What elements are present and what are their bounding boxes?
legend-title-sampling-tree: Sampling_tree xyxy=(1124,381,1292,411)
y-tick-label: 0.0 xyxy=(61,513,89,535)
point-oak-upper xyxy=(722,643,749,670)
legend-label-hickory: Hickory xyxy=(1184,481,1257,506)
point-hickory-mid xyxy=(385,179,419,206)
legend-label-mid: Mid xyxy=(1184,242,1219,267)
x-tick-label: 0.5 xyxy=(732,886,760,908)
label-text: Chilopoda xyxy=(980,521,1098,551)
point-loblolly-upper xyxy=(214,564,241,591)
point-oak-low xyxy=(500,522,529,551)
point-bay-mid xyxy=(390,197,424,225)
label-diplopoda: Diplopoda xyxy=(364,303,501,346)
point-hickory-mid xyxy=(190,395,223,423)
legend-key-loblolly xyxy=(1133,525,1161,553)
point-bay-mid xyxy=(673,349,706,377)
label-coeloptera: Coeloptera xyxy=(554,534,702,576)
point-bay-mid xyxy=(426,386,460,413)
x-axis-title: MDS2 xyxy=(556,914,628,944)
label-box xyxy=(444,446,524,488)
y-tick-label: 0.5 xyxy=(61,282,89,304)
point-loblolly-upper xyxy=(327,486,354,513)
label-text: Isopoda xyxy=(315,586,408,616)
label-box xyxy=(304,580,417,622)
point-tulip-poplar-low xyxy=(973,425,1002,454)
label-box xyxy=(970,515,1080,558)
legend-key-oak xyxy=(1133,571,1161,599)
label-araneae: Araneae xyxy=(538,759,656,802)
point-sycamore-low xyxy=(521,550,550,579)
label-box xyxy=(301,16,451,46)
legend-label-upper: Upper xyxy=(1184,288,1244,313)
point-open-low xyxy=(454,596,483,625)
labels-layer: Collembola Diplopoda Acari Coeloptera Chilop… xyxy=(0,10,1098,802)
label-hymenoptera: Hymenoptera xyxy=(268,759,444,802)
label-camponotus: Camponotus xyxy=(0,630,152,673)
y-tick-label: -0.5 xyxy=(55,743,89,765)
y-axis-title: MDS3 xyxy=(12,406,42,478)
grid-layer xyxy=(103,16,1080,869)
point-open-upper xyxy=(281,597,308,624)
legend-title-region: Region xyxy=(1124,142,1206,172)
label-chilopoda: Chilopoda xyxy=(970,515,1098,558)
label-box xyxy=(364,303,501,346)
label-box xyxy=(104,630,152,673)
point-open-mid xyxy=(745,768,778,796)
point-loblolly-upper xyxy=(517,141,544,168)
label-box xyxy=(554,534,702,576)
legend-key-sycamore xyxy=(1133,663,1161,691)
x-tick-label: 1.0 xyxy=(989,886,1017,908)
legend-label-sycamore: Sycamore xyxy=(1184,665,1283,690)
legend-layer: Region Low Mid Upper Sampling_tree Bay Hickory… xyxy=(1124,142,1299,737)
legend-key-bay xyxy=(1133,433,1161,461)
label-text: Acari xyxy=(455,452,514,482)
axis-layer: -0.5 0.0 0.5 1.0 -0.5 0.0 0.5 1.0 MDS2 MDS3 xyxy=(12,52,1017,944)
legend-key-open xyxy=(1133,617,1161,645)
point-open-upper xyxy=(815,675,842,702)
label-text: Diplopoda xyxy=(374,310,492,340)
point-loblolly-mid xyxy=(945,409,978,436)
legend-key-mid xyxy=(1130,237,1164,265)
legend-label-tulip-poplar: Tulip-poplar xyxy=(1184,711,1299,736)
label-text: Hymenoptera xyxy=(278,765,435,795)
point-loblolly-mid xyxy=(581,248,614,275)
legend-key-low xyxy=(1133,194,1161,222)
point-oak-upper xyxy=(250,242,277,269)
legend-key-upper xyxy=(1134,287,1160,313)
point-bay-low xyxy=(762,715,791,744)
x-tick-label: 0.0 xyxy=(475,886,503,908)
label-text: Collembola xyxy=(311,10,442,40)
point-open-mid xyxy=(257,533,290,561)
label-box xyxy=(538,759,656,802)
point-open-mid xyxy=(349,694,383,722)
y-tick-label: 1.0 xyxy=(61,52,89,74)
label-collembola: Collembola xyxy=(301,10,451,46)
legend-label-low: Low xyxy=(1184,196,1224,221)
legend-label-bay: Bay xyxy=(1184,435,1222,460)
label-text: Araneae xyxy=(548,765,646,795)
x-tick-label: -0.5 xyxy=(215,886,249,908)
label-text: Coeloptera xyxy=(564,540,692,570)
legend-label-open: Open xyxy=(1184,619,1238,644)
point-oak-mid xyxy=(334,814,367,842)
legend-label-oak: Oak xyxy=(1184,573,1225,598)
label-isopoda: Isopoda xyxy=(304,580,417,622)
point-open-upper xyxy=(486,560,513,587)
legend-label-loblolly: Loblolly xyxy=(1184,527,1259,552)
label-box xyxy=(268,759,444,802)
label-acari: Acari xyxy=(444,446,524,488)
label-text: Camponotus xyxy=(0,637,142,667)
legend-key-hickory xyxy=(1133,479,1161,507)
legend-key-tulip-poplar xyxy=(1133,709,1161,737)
* * * * *
_Directive:_ Copy out the rows from the first line through the line containing "point-hickory-mid xyxy=(385,179,419,206)". Switch "Sampling_tree" to "Sample_tree" and keep everything else the same.

_The result:_
What elements are present and what are their bounding boxes?
legend-title-sampling-tree: Sample_tree xyxy=(1124,381,1292,411)
y-tick-label: 0.0 xyxy=(61,513,89,535)
point-oak-upper xyxy=(722,643,749,670)
legend-label-hickory: Hickory xyxy=(1184,481,1257,506)
point-hickory-mid xyxy=(385,179,419,206)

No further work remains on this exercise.